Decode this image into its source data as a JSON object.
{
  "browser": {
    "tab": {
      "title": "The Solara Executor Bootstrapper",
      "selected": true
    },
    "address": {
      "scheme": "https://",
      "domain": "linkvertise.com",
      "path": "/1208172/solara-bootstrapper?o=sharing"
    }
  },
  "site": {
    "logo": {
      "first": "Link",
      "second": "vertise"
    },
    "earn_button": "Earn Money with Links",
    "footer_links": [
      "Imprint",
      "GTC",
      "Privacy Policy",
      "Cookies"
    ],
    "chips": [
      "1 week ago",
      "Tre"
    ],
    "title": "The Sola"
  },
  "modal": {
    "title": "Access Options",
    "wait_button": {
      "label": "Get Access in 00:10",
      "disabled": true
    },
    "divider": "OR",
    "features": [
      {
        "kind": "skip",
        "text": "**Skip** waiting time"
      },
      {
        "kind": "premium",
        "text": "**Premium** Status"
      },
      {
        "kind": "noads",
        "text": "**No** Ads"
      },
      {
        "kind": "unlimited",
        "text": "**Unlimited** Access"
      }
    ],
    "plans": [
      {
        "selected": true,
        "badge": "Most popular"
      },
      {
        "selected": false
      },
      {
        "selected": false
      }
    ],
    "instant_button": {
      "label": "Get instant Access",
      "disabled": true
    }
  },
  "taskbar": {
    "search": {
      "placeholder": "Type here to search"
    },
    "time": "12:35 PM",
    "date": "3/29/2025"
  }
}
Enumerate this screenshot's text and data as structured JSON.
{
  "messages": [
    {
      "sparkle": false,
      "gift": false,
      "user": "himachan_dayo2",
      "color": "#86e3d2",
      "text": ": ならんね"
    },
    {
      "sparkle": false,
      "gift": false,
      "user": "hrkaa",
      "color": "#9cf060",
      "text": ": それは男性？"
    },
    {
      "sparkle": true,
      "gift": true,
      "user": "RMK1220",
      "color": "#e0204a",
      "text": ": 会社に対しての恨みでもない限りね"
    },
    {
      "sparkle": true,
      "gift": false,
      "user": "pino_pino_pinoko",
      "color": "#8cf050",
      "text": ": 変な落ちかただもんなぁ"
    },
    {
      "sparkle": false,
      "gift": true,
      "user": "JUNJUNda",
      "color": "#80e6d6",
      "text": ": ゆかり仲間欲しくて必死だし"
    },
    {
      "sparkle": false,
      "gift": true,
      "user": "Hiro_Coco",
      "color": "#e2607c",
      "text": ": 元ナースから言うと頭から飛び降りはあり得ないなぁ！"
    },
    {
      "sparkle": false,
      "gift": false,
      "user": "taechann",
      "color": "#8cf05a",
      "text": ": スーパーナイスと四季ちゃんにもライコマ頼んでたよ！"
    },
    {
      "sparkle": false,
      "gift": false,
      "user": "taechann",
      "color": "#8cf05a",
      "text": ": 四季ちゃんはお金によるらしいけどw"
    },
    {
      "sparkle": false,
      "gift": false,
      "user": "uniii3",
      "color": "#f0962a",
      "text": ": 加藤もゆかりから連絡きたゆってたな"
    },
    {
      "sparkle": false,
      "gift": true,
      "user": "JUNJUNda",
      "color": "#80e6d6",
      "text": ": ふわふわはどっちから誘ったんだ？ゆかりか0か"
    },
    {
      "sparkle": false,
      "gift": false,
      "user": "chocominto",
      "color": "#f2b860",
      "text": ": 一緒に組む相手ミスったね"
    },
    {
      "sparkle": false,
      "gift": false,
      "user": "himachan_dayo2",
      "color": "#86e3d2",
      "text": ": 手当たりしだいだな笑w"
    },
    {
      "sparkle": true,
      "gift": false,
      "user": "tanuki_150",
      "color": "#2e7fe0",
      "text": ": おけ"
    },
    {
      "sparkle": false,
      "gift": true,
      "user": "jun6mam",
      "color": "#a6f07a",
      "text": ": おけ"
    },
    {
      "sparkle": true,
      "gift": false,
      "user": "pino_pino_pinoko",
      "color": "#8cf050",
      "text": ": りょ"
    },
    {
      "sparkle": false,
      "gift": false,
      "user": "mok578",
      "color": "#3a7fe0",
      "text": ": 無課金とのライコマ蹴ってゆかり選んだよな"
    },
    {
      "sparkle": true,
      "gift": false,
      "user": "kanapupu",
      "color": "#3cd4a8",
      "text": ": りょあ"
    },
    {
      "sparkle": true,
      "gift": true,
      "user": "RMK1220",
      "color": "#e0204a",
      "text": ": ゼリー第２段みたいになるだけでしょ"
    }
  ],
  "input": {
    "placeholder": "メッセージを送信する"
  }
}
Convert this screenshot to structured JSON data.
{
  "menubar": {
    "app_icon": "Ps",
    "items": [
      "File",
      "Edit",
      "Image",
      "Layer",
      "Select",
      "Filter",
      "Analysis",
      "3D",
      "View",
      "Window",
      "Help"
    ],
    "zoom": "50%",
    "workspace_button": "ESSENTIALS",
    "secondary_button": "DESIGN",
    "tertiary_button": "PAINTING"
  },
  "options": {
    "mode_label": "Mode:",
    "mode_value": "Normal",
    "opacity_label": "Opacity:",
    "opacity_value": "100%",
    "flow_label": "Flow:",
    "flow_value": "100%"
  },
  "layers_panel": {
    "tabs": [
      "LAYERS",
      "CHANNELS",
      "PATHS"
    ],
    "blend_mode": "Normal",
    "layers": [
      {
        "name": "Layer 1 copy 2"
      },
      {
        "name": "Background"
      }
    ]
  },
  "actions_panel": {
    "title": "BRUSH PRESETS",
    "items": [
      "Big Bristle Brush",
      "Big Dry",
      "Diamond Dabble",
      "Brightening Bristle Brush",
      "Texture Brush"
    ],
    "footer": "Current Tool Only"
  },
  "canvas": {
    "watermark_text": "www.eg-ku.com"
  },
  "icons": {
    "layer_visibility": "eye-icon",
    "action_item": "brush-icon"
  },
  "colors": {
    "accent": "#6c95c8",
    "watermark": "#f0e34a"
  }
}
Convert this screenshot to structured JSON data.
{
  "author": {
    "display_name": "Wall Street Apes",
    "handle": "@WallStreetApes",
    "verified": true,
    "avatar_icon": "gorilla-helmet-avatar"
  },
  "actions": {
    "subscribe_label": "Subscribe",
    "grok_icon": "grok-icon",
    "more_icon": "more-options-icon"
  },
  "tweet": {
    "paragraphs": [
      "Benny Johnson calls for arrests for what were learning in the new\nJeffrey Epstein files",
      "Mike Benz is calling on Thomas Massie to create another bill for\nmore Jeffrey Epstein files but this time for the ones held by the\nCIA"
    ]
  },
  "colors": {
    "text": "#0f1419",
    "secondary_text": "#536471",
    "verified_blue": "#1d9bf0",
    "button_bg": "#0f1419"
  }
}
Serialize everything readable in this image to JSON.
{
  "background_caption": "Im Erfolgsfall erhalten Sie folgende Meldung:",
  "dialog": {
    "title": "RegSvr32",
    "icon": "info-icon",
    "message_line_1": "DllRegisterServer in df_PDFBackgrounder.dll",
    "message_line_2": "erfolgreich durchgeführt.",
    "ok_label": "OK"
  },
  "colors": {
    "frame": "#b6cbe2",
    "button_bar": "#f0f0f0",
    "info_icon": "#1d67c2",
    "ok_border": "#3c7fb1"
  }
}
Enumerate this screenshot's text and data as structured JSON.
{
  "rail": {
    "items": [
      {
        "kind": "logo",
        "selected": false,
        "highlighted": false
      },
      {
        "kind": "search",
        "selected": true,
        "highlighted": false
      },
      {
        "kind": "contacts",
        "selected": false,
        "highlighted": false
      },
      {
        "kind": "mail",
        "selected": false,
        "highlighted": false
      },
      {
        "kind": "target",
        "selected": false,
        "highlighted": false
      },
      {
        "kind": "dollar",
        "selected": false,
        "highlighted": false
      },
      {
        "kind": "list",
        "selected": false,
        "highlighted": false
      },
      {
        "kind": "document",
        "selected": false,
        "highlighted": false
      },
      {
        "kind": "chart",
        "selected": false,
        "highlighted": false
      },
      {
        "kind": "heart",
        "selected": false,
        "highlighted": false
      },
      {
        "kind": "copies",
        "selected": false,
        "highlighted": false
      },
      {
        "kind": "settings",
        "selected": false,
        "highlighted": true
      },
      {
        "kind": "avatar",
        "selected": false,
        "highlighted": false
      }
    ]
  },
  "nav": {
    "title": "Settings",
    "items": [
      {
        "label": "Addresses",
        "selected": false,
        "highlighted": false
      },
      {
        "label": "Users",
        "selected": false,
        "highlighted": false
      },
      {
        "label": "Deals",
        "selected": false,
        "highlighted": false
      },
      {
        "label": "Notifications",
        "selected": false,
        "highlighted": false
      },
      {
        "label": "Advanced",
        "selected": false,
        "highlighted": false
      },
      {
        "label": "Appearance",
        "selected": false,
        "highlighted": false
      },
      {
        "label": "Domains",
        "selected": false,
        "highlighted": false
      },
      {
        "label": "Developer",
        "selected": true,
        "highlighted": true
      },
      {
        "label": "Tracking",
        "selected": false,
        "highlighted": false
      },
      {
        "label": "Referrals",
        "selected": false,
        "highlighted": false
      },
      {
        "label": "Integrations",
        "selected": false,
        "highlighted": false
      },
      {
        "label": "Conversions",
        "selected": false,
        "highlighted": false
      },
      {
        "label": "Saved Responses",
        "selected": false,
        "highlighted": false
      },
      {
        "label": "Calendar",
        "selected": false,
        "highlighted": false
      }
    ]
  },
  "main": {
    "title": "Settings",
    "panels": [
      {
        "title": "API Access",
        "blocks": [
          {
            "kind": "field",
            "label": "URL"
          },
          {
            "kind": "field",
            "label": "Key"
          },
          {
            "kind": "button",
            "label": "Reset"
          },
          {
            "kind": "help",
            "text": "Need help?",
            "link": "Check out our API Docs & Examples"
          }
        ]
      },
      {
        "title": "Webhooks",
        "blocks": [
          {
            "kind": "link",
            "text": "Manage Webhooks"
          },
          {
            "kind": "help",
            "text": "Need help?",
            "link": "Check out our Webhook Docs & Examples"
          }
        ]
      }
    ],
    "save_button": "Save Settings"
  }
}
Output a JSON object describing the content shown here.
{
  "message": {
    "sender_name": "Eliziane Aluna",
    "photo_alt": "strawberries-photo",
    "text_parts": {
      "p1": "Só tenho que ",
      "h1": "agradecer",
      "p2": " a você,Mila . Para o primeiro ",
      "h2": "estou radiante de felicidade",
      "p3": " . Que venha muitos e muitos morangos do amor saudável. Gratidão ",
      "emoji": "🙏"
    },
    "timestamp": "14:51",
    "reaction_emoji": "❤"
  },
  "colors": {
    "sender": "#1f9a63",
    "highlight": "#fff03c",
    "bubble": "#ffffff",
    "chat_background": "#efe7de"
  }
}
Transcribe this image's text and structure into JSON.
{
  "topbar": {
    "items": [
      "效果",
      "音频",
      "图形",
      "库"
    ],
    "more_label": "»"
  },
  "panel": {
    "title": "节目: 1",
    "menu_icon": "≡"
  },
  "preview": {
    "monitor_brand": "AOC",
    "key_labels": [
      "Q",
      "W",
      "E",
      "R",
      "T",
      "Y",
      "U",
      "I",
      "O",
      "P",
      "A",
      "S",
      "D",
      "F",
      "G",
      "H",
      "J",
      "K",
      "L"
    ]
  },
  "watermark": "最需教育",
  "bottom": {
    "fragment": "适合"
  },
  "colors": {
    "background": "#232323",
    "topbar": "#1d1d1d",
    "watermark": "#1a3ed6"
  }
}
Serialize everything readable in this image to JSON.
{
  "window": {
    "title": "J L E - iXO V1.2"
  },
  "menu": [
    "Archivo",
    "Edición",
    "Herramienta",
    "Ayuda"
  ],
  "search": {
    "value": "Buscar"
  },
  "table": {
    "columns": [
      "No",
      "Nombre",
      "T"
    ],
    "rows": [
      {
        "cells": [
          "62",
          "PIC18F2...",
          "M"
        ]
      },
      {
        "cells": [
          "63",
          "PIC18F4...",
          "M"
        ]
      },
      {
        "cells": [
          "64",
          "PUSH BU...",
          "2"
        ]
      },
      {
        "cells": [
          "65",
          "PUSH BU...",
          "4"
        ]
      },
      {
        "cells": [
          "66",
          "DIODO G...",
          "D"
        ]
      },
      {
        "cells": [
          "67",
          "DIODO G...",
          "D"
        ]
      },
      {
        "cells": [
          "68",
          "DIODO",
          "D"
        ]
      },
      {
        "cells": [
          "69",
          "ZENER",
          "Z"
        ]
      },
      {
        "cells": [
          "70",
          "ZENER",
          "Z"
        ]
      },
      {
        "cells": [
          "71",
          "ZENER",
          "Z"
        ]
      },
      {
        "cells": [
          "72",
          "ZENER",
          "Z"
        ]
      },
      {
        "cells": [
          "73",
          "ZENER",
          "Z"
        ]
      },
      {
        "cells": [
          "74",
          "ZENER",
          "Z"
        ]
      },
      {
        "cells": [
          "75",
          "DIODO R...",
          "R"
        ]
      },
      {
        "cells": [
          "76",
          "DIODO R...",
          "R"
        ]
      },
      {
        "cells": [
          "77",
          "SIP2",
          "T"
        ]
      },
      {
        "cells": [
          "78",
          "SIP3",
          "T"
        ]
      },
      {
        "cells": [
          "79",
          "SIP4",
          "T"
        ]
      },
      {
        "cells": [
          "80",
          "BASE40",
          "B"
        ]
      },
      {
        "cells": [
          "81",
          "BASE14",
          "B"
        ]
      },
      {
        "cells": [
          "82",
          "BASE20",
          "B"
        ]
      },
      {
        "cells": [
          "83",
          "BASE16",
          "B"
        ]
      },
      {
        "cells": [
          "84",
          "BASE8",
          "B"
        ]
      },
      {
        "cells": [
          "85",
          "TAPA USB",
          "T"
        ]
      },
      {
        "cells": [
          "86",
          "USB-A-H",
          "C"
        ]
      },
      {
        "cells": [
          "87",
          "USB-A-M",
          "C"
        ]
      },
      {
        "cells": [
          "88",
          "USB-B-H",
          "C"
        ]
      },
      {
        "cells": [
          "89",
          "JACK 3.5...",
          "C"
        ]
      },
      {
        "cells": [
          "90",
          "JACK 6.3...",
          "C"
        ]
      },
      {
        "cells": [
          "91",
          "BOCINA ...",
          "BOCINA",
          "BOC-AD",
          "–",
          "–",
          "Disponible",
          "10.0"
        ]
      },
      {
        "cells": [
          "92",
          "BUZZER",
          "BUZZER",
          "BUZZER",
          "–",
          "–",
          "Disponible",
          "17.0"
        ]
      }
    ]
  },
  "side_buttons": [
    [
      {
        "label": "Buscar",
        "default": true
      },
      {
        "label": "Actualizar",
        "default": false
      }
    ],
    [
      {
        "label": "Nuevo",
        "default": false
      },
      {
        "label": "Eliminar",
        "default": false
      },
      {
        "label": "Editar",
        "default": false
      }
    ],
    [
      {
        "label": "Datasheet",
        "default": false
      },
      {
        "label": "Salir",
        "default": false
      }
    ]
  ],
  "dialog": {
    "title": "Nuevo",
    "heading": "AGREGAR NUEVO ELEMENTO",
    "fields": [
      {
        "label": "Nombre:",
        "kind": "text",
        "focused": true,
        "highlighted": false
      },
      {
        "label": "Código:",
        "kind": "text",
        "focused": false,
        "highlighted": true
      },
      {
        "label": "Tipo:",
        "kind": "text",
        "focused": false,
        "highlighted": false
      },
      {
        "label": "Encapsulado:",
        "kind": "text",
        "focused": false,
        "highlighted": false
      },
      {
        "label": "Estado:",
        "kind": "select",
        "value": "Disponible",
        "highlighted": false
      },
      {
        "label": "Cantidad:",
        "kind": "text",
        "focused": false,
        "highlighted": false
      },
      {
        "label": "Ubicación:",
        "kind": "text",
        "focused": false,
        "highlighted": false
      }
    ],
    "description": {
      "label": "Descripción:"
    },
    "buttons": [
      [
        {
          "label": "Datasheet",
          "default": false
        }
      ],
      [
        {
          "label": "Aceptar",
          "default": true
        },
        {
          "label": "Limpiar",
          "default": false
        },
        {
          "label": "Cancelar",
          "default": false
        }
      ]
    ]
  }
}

• • • • • • •

Direction: Filter the records above for lines containing the word "Check", and copy those lines.

Answer to this exercise:
            "link": "Check out our API Docs & Examples"
            "link": "Check out our Webhook Docs & Examples"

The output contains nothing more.